### [TASK PROMPT]
In the Door to Dusk article, which company distributed the EP?

=== EXERCISE TEXT ===

EP by Odetari
- Released: December 6, 2023
- Genre: Hip-hop
- Length: 24:09
- Label: Artist Partner Group
- Producer: Odetari; 9lives; Lilswirll;

Odetari chronology
| XIII Sorrows (2023) | Door to Dusk (2023) | Keep Up // Frostbite (2024) |

Singles from Door to Dusk
- "You're Too Slow" Released: May 18, 2023; "I Love You Hoe" Released: July 12, 2023; "Baby I'm Home" Released: August 16, 2023; "Dxe Dxe Dxe" Released: November 8, 2023;

= Door to Dusk =

Door to Dusk is the second extended play (EP) by American singer and rapper Odetari, released on December 6, 2023, through Artist Partner Group, with distribution from Universal Music Group. Consisting of eleven tracks and a duration of around twenty-four minutes, it was entirely produced by Odetari, who was accompanied by 9lives and Lilswirll. The album contains guest appearances from Kamo2700, Don Toliver, Jnhygs, Kanii, Removeface and Wolfacejoeyy. The album was supported by four singles: "You're Too Slow", "I Love You Hoe", "Baby I'm Home", and "Dxe Dxe Dxe".

=== DATA PROVIDED ===

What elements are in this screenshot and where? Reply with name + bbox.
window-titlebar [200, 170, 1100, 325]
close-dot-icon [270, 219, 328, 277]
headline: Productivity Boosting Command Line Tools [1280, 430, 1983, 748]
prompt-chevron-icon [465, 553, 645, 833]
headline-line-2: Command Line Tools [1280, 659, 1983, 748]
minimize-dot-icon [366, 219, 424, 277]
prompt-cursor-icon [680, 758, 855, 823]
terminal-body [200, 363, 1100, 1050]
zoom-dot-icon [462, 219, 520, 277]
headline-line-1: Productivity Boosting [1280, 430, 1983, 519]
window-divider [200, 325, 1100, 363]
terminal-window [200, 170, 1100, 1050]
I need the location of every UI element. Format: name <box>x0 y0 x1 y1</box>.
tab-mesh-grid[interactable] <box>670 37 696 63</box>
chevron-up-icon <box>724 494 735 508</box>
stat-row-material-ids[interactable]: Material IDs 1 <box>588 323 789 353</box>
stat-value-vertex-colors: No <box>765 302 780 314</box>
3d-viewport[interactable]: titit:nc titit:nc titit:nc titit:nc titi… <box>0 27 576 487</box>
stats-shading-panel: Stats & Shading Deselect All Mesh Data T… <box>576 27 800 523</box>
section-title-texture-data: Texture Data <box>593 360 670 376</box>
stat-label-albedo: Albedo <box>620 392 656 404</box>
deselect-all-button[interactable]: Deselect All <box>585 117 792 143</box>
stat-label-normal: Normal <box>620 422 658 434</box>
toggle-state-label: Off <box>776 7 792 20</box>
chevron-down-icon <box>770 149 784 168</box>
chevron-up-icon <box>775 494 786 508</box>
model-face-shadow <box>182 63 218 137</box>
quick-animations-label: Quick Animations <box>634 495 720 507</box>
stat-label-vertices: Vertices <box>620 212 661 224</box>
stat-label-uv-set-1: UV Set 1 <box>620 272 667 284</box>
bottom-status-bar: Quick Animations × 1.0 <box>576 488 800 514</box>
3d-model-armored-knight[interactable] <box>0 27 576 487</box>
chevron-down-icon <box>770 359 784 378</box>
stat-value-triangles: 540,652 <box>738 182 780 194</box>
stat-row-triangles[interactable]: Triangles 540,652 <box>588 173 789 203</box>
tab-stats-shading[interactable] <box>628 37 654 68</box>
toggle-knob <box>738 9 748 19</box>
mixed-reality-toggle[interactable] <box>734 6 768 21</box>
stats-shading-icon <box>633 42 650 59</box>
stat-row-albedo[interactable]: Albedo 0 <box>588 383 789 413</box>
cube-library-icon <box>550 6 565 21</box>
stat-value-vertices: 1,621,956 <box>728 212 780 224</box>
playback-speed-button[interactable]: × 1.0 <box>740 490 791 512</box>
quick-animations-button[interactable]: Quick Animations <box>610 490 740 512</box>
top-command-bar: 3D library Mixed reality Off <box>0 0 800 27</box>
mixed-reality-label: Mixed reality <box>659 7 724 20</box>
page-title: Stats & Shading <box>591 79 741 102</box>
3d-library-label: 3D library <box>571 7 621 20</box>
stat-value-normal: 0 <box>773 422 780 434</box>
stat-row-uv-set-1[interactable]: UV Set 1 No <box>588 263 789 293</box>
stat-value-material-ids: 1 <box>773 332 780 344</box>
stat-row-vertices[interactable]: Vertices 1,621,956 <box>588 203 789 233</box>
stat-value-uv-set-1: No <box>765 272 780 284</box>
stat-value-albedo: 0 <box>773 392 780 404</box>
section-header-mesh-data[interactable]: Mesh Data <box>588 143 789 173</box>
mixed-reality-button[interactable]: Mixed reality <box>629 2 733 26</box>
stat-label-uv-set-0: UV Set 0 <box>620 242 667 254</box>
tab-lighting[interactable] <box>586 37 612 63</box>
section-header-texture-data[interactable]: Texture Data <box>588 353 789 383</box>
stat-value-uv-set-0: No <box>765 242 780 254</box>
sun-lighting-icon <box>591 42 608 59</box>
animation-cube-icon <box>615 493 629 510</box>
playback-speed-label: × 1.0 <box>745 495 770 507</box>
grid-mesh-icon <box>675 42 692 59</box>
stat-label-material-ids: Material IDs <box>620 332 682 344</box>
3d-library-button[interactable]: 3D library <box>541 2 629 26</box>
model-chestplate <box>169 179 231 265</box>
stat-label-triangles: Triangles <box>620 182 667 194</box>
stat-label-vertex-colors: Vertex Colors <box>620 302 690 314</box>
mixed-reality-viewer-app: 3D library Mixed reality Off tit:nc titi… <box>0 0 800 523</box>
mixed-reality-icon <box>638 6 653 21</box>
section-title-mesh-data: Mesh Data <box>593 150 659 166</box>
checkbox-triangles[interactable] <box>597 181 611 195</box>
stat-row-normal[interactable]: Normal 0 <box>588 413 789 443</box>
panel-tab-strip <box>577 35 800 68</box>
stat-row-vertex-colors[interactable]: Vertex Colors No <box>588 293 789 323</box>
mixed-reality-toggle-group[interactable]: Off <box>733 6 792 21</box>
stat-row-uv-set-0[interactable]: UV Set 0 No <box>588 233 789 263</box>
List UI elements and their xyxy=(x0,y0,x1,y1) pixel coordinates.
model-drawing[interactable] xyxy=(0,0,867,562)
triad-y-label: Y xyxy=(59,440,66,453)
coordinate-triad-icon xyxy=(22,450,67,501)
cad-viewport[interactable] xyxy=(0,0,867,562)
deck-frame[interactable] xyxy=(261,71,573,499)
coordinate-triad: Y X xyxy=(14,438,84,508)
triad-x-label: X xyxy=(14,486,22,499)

===

### [TASK ANSWER]
Universal Music Group